- What the exercise asks -
Exactly repeat the material, dropping only the pictures.

- Extracted material -
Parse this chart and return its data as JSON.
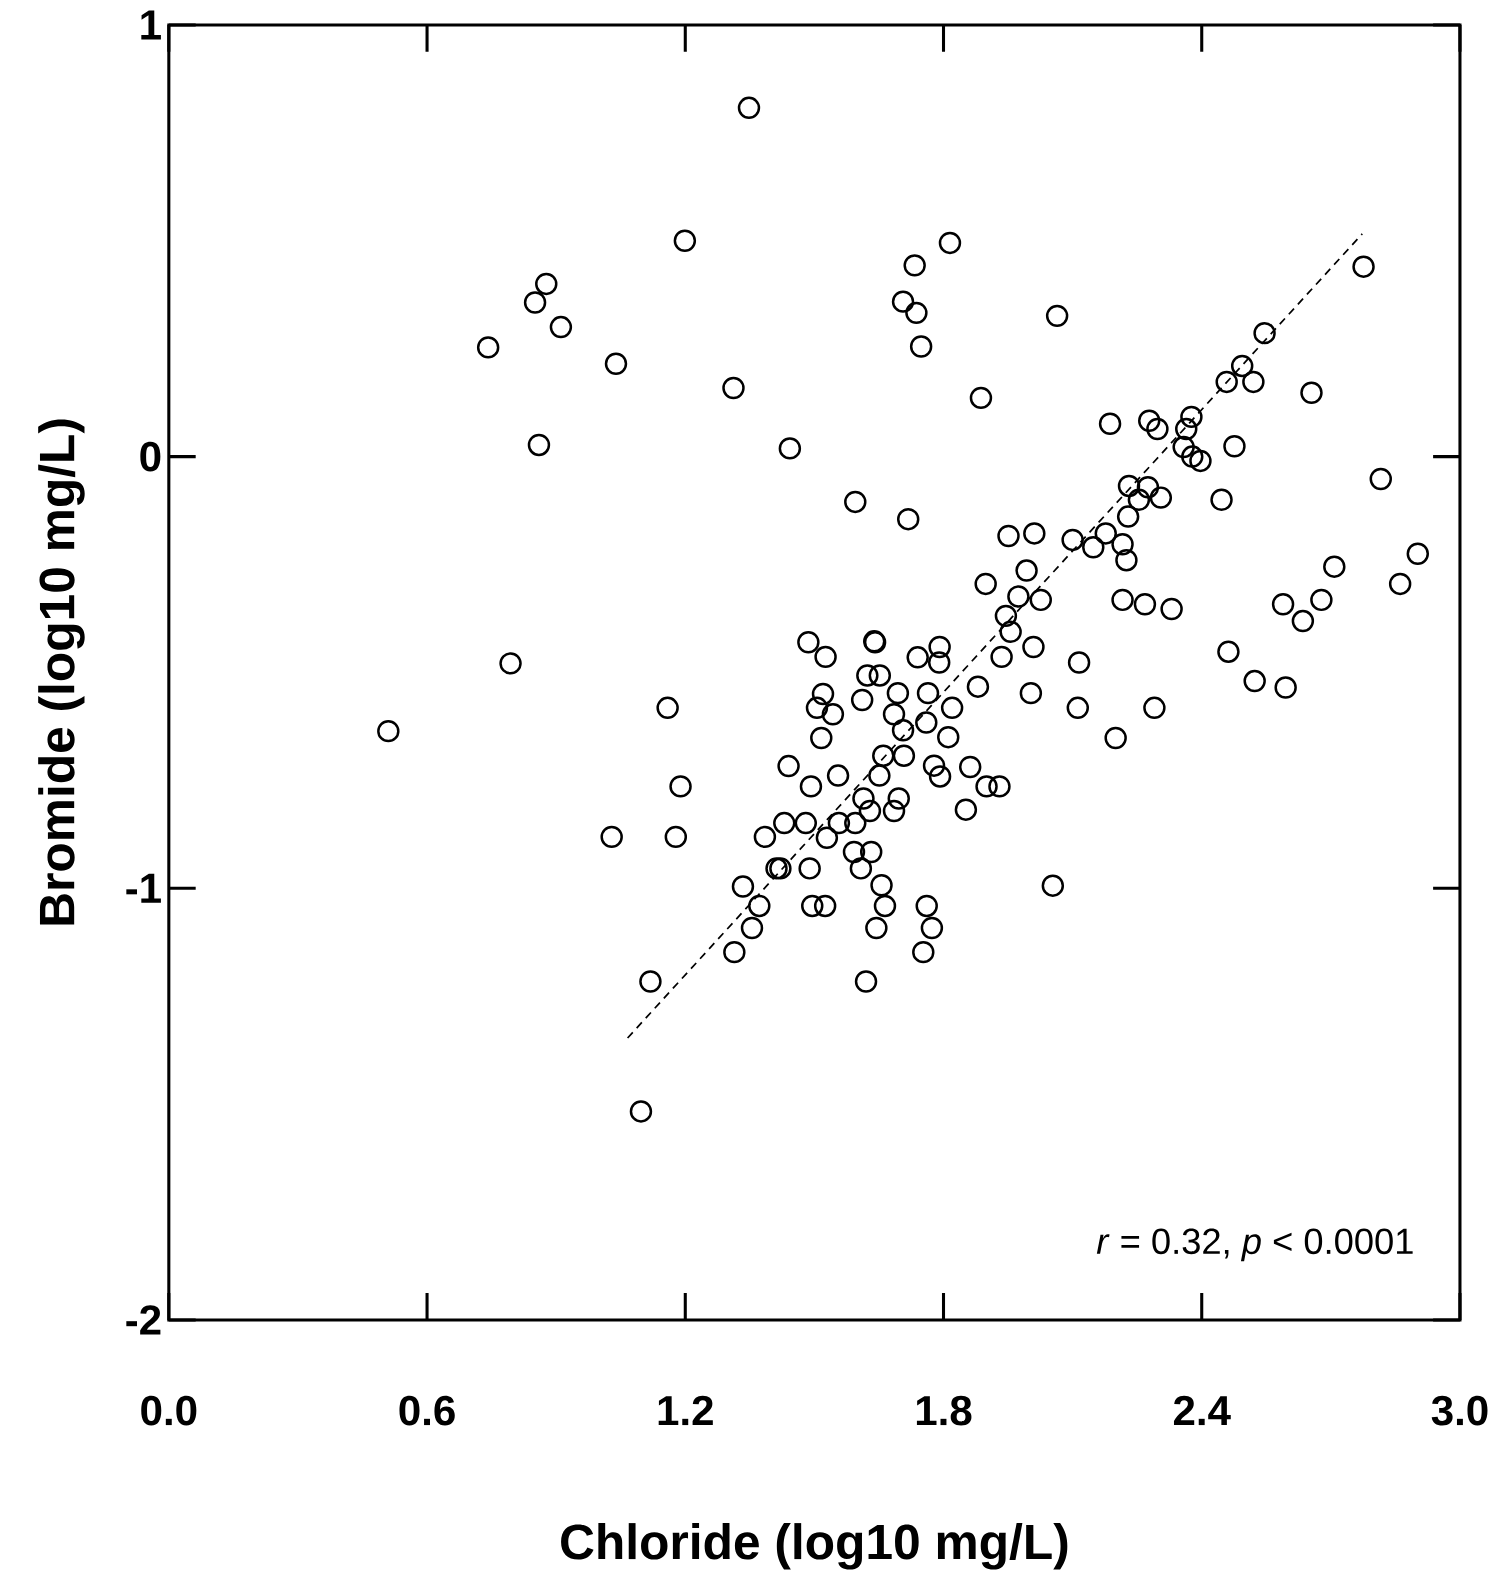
{
  "chart_data": {
    "type": "scatter",
    "xlabel": "Chloride (log10 mg/L)",
    "ylabel": "Bromide (log10 mg/L)",
    "xlim": [
      0,
      3
    ],
    "ylim": [
      -2,
      1
    ],
    "xticks": [
      {
        "value": 0,
        "label": "0.0"
      },
      0.6,
      1.2,
      1.8,
      2.4,
      {
        "value": 3,
        "label": "3.0"
      }
    ],
    "yticks": [
      -2,
      -1,
      0,
      1
    ],
    "annotations": [
      "*r* = 0.32, *p* < 0.0001"
    ],
    "series": [
      {
        "color": "#000000",
        "marker": "circle",
        "x": [
          1.348,
          1.199,
          0.877,
          0.851,
          0.911,
          0.742,
          1.039,
          1.312,
          0.86,
          1.443,
          1.815,
          1.733,
          1.706,
          1.737,
          1.748,
          2.064,
          1.887,
          2.776,
          2.546,
          2.494,
          2.458,
          2.52,
          2.655,
          2.187,
          2.278,
          2.297,
          2.376,
          2.364,
          2.358,
          2.476,
          2.378,
          2.397,
          2.816,
          2.446,
          1.595,
          1.718,
          2.231,
          2.275,
          2.254,
          2.305,
          2.229,
          1.951,
          2.011,
          2.1,
          2.177,
          2.148,
          2.216,
          2.225,
          2.902,
          2.708,
          2.861,
          1.993,
          1.898,
          1.974,
          2.026,
          2.216,
          2.268,
          2.33,
          2.589,
          2.678,
          2.635,
          1.945,
          1.956,
          2.462,
          1.639,
          2.523,
          2.595,
          2.115,
          2.112,
          2.29,
          2.2,
          2.003,
          2.009,
          1.935,
          1.88,
          2.054,
          1.862,
          1.9,
          1.93,
          1.852,
          1.82,
          1.811,
          1.791,
          1.79,
          1.74,
          1.764,
          1.694,
          1.685,
          1.706,
          1.76,
          1.708,
          1.778,
          1.792,
          1.651,
          1.66,
          1.623,
          1.652,
          1.641,
          1.611,
          1.52,
          1.506,
          1.543,
          1.516,
          1.486,
          1.526,
          1.44,
          1.492,
          1.555,
          1.614,
          1.696,
          1.685,
          1.629,
          1.595,
          1.557,
          1.48,
          1.43,
          1.529,
          1.592,
          1.632,
          1.608,
          1.489,
          1.421,
          1.656,
          1.664,
          1.644,
          1.761,
          1.773,
          1.753,
          1.62,
          1.495,
          1.525,
          0.794,
          0.51,
          1.159,
          1.189,
          1.029,
          1.178,
          1.119,
          1.097,
          1.385,
          1.412,
          1.334,
          1.372,
          1.355,
          1.314
        ],
        "values": [
          0.808,
          0.5,
          0.4,
          0.357,
          0.3,
          0.253,
          0.215,
          0.159,
          0.027,
          0.019,
          0.495,
          0.443,
          0.359,
          0.333,
          0.255,
          0.326,
          0.136,
          0.44,
          0.286,
          0.21,
          0.173,
          0.173,
          0.148,
          0.076,
          0.083,
          0.064,
          0.092,
          0.064,
          0.022,
          0.024,
          0.0,
          -0.01,
          -0.052,
          -0.1,
          -0.105,
          -0.145,
          -0.068,
          -0.071,
          -0.1,
          -0.095,
          -0.139,
          -0.184,
          -0.178,
          -0.193,
          -0.178,
          -0.21,
          -0.203,
          -0.24,
          -0.225,
          -0.255,
          -0.295,
          -0.264,
          -0.295,
          -0.324,
          -0.332,
          -0.332,
          -0.342,
          -0.353,
          -0.342,
          -0.332,
          -0.381,
          -0.369,
          -0.406,
          -0.452,
          -0.428,
          -0.52,
          -0.535,
          -0.477,
          -0.582,
          -0.582,
          -0.652,
          -0.548,
          -0.441,
          -0.464,
          -0.533,
          -0.994,
          -0.719,
          -0.764,
          -0.764,
          -0.818,
          -0.582,
          -0.65,
          -0.441,
          -0.477,
          -0.465,
          -0.548,
          -0.548,
          -0.597,
          -0.634,
          -0.616,
          -0.693,
          -0.716,
          -0.741,
          -0.739,
          -0.693,
          -0.507,
          -0.507,
          -0.43,
          -0.564,
          -0.55,
          -0.582,
          -0.597,
          -0.652,
          -0.43,
          -0.464,
          -0.717,
          -0.764,
          -0.739,
          -0.792,
          -0.792,
          -0.821,
          -0.821,
          -0.849,
          -0.849,
          -0.849,
          -0.849,
          -0.883,
          -0.916,
          -0.916,
          -0.954,
          -0.954,
          -0.954,
          -0.993,
          -1.041,
          -1.092,
          -1.041,
          -1.092,
          -1.148,
          -1.216,
          -1.041,
          -1.041,
          -0.479,
          -0.636,
          -0.582,
          -0.764,
          -0.881,
          -0.881,
          -1.216,
          -1.517,
          -0.881,
          -0.954,
          -0.996,
          -1.041,
          -1.092,
          -1.148
        ]
      },
      {
        "type": "line",
        "color": "#000000",
        "line_style": "dashed",
        "marker": "none",
        "x": [
          1.066,
          2.773
        ],
        "values": [
          -1.347,
          0.516
        ]
      }
    ]
  }
}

- Output below -
Parse this chart and return its data as JSON.
{
  "chart_data": {
    "type": "scatter",
    "xlabel": "Chloride (log10 mg/L)",
    "ylabel": "Bromide (log10 mg/L)",
    "xlim": [
      0,
      3
    ],
    "ylim": [
      -2,
      1
    ],
    "xticks": [
      {
        "value": 0,
        "label": "0.0"
      },
      0.6,
      1.2,
      1.8,
      2.4,
      {
        "value": 3,
        "label": "3.0"
      }
    ],
    "yticks": [
      -2,
      -1,
      0,
      1
    ],
    "annotations": [
      "*r* = 0.32, *p* < 0.0001"
    ],
    "series": [
      {
        "color": "#000000",
        "marker": "circle",
        "x": [
          1.348,
          1.199,
          0.877,
          0.851,
          0.911,
          0.742,
          1.039,
          1.312,
          0.86,
          1.443,
          1.815,
          1.733,
          1.706,
          1.737,
          1.748,
          2.064,
          1.887,
          2.776,
          2.546,
          2.494,
          2.458,
          2.52,
          2.655,
          2.187,
          2.278,
          2.297,
          2.376,
          2.364,
          2.358,
          2.476,
          2.378,
          2.397,
          2.816,
          2.446,
          1.595,
          1.718,
          2.231,
          2.275,
          2.254,
          2.305,
          2.229,
          1.951,
          2.011,
          2.1,
          2.177,
          2.148,
          2.216,
          2.225,
          2.902,
          2.708,
          2.861,
          1.993,
          1.898,
          1.974,
          2.026,
          2.216,
          2.268,
          2.33,
          2.589,
          2.678,
          2.635,
          1.945,
          1.956,
          2.462,
          1.639,
          2.523,
          2.595,
          2.115,
          2.112,
          2.29,
          2.2,
          2.003,
          2.009,
          1.935,
          1.88,
          2.054,
          1.862,
          1.9,
          1.93,
          1.852,
          1.82,
          1.811,
          1.791,
          1.79,
          1.74,
          1.764,
          1.694,
          1.685,
          1.706,
          1.76,
          1.708,
          1.778,
          1.792,
          1.651,
          1.66,
          1.623,
          1.652,
          1.641,
          1.611,
          1.52,
          1.506,
          1.543,
          1.516,
          1.486,
          1.526,
          1.44,
          1.492,
          1.555,
          1.614,
          1.696,
          1.685,
          1.629,
          1.595,
          1.557,
          1.48,
          1.43,
          1.529,
          1.592,
          1.632,
          1.608,
          1.489,
          1.421,
          1.656,
          1.664,
          1.644,
          1.761,
          1.773,
          1.753,
          1.62,
          1.495,
          1.525,
          0.794,
          0.51,
          1.159,
          1.189,
          1.029,
          1.178,
          1.119,
          1.097,
          1.385,
          1.412,
          1.334,
          1.372,
          1.355,
          1.314
        ],
        "values": [
          0.808,
          0.5,
          0.4,
          0.357,
          0.3,
          0.253,
          0.215,
          0.159,
          0.027,
          0.019,
          0.495,
          0.443,
          0.359,
          0.333,
          0.255,
          0.326,
          0.136,
          0.44,
          0.286,
          0.21,
          0.173,
          0.173,
          0.148,
          0.076,
          0.083,
          0.064,
          0.092,
          0.064,
          0.022,
          0.024,
          0.0,
          -0.01,
          -0.052,
          -0.1,
          -0.105,
          -0.145,
          -0.068,
          -0.071,
          -0.1,
          -0.095,
          -0.139,
          -0.184,
          -0.178,
          -0.193,
          -0.178,
          -0.21,
          -0.203,
          -0.24,
          -0.225,
          -0.255,
          -0.295,
          -0.264,
          -0.295,
          -0.324,
          -0.332,
          -0.332,
          -0.342,
          -0.353,
          -0.342,
          -0.332,
          -0.381,
          -0.369,
          -0.406,
          -0.452,
          -0.428,
          -0.52,
          -0.535,
          -0.477,
          -0.582,
          -0.582,
          -0.652,
          -0.548,
          -0.441,
          -0.464,
          -0.533,
          -0.994,
          -0.719,
          -0.764,
          -0.764,
          -0.818,
          -0.582,
          -0.65,
          -0.441,
          -0.477,
          -0.465,
          -0.548,
          -0.548,
          -0.597,
          -0.634,
          -0.616,
          -0.693,
          -0.716,
          -0.741,
          -0.739,
          -0.693,
          -0.507,
          -0.507,
          -0.43,
          -0.564,
          -0.55,
          -0.582,
          -0.597,
          -0.652,
          -0.43,
          -0.464,
          -0.717,
          -0.764,
          -0.739,
          -0.792,
          -0.792,
          -0.821,
          -0.821,
          -0.849,
          -0.849,
          -0.849,
          -0.849,
          -0.883,
          -0.916,
          -0.916,
          -0.954,
          -0.954,
          -0.954,
          -0.993,
          -1.041,
          -1.092,
          -1.041,
          -1.092,
          -1.148,
          -1.216,
          -1.041,
          -1.041,
          -0.479,
          -0.636,
          -0.582,
          -0.764,
          -0.881,
          -0.881,
          -1.216,
          -1.517,
          -0.881,
          -0.954,
          -0.996,
          -1.041,
          -1.092,
          -1.148
        ]
      },
      {
        "type": "line",
        "color": "#000000",
        "line_style": "dashed",
        "marker": "none",
        "x": [
          1.066,
          2.773
        ],
        "values": [
          -1.347,
          0.516
        ]
      }
    ]
  }
}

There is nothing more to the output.